Mme Senay (Cathy) : So, this is why you're extending to December.

M. Dubé : Yes.

Mme Senay (Cathy) : The Opposition is slamming your bill. He's basically saying that it's a fraud. What would you tell them? Because, basically, what they're saying is that you're keeping all the powers, just in case, and that includes contracts given without a call for tenders. So, what do you tell them?

M. Dubé : Well, let's talk about those contracts, OK? We need to manage about... And I'll give the example. Daniel said about 3,000 trucks, that's about 20 palettes per truck, that's 60,000 palettes. That's the equivalent about 14 to 15 football fields of equipment that have been negociated not only in terms of warehouses, but in terms of contracts, we'll not name the name, but those are Quebeckers, very well known companies that guarantee that not only they will have those EPI available, but they will be moved to all our facilities in Québec when we need them. That was a problem in the first wave, do you remember? We had those EPI sometimes, but we could not move them.

If the Opposition thinks that, in the next three months, we can change all those contracts that have been signed mid to long term, sometimes up to five years, not all five years, I think this is something we can discuss during the «projet de loi». But I think they will understand that this is just practical, this is an operational issue. We need those contracts to be flexible and we'll see how it evolves over the next few years. But I think this... We have a lot of agility that we didn't have before. So, we'll discuss that with the Opposition, but comparing contracts over all those things, all those populational measures... that they are all gone, I mean, we're talking a different story. And we'll discuss that with the Opposition when they're ready.

Dataset entries

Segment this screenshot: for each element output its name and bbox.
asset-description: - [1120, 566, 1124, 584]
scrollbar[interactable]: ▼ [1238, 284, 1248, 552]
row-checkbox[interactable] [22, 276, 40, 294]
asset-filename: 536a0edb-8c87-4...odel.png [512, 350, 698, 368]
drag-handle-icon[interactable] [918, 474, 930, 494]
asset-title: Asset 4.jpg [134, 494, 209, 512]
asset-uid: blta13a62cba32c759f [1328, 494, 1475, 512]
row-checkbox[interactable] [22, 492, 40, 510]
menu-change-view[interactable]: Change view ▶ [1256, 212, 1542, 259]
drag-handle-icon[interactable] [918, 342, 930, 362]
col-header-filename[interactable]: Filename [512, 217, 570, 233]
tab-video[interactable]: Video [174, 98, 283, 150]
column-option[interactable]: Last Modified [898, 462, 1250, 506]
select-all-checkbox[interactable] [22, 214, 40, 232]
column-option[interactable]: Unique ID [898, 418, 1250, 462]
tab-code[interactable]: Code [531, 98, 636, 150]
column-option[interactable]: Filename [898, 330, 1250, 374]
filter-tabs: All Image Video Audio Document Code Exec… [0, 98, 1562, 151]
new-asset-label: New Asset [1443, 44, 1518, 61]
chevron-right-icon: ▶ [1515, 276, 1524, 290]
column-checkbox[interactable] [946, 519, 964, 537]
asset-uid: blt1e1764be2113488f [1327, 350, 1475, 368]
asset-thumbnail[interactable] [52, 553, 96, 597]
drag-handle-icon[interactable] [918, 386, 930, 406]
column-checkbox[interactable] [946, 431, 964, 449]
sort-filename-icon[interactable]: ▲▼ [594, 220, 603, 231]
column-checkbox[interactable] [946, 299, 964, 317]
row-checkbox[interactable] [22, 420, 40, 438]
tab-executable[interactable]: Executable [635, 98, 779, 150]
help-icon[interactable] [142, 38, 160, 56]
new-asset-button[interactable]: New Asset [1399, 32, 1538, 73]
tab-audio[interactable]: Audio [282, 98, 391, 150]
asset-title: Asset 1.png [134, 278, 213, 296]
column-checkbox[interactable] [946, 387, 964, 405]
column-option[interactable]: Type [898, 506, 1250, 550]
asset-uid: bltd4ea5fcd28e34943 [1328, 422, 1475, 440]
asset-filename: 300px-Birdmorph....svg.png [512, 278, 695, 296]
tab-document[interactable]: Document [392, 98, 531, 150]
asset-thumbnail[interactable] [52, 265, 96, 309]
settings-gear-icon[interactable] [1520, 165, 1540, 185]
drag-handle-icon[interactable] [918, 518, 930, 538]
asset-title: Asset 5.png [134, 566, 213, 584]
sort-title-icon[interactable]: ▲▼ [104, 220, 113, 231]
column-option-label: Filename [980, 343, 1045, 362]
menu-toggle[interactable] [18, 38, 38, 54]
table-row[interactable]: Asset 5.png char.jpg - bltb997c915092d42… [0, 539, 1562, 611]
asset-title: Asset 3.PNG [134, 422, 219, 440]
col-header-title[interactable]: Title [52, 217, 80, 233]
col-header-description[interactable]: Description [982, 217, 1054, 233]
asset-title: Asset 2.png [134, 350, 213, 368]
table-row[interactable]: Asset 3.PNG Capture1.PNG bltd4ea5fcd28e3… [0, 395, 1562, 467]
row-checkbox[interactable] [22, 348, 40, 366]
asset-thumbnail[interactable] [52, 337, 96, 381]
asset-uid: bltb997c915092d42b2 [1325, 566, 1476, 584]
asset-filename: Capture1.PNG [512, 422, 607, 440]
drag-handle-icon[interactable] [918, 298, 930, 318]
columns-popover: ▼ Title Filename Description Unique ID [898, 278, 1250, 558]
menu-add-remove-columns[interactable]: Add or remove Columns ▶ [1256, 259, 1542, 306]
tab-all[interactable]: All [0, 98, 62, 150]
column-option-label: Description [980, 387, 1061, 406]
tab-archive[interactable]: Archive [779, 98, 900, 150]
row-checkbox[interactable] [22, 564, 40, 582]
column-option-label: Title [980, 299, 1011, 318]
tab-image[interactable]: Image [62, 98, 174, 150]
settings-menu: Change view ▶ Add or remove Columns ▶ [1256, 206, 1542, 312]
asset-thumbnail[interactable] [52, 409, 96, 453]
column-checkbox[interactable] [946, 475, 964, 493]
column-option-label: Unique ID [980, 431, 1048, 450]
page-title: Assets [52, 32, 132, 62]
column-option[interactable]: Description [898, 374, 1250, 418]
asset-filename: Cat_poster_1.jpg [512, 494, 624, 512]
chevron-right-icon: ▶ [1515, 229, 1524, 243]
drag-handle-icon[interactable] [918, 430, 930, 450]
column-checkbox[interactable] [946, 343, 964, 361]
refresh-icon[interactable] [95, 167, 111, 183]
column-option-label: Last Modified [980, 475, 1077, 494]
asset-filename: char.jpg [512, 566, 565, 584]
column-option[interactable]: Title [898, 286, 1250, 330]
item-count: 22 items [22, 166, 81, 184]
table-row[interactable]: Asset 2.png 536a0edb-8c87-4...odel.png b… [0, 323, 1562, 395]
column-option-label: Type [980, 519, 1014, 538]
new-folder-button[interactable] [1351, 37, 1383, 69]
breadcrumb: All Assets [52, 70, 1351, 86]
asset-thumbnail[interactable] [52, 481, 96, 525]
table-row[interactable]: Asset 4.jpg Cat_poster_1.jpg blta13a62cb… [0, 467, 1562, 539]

*WHAT THIS EXERCISE ASKS*.
1/ Answer these questions from the press conference transcript, one line each:
(a) About how many trucks did Daniel mention?
(b) For up to how many years have some of the contracts been signed?
(c) What problem with the EPI occurred in the first wave?
2/ Continue the press conference transcript from its last sentence.
The data has no role here.

*ANSWER SET*.
1/
(a) About 3,000 trucks.
(b) Up to five years.
(c) The EPI was sometimes available but could not be moved.

2/
Le Modérateur : Dernière question.

M. Dubé : I would like this to be as soon as possible, but it's up to them.

Le Modérateur : Dernière question. Ian Wood.

M. Wood (Ian) : Minister Dubé, why keep the... why not just get rid of the «mesures sanitaires» and introduce a separate legislation that has nothing to do with that, concerning the issues that you've addressed, like operations and...

M. Dubé : That's exactly what we're doing with this bill.

M. Wood (Ian) : The bill is intended to end the «mesures sanitaires». You don't need the bill to do that. That's what Oppositions said, everyone has been saying this. So, why not end it, make a decree ending it, but then create your legislation separately, notwithstanding it. I understand it's semantics, but those are important.

M. Dubé : It is semantics.

M. Wood (Ian) : Yes, but semantics are important.

M. Dubé : You're saying it yourself. I'm just saying: In the mind of Quebeckers, those measures are over, it's finished. It's only with the Opposition that we need to say: Those are the five or six facilities that we need to be... that we need to keep to be agile in August. We'll discuss that and we'll prove... We've been saying that for the last three months at the salon bleu, we need those measures. This is what the commissaire à la santé is requiring. Whatever, we do it in the new bill or we do it in the same bill, that we say: That's it. I think we are talking semantics. We'll be discussing that with them, no problem.

M. Wood (Ian) : And just with regards to... back to the sixth wave, you know, it seems like it's a bit of a Groundhog Day situation. Every other wave has been the same thing, where, whether it'd be Québec, or within Canada, or internationally, we get through one wave, we start to loosen restrictions, and then another one comes. So, right now, we have basically entered a phase of society where we're done with COVID. Your plexiglass dividers are gone, you know, you're not social distancing. This is how we're living now. And we already know there's another wave coming. How are we not going to get caught with our pants down again?

M. Dubé : Well, I think we have different tools than we had before. And I think the way we're monitoring, on an international basis, the way we look at it, all the experience that we got in terms of depisting or sequencing, all the things that we've learned, I think... We said all along: We need to be able to live with that COVID. We need to. And I think we're ready for that.

Le Modérateur : Merci. C'est ce qui met fin à cette conférence de presse.

M. Dubé : Merci, tout le monde. Merci beaucoup.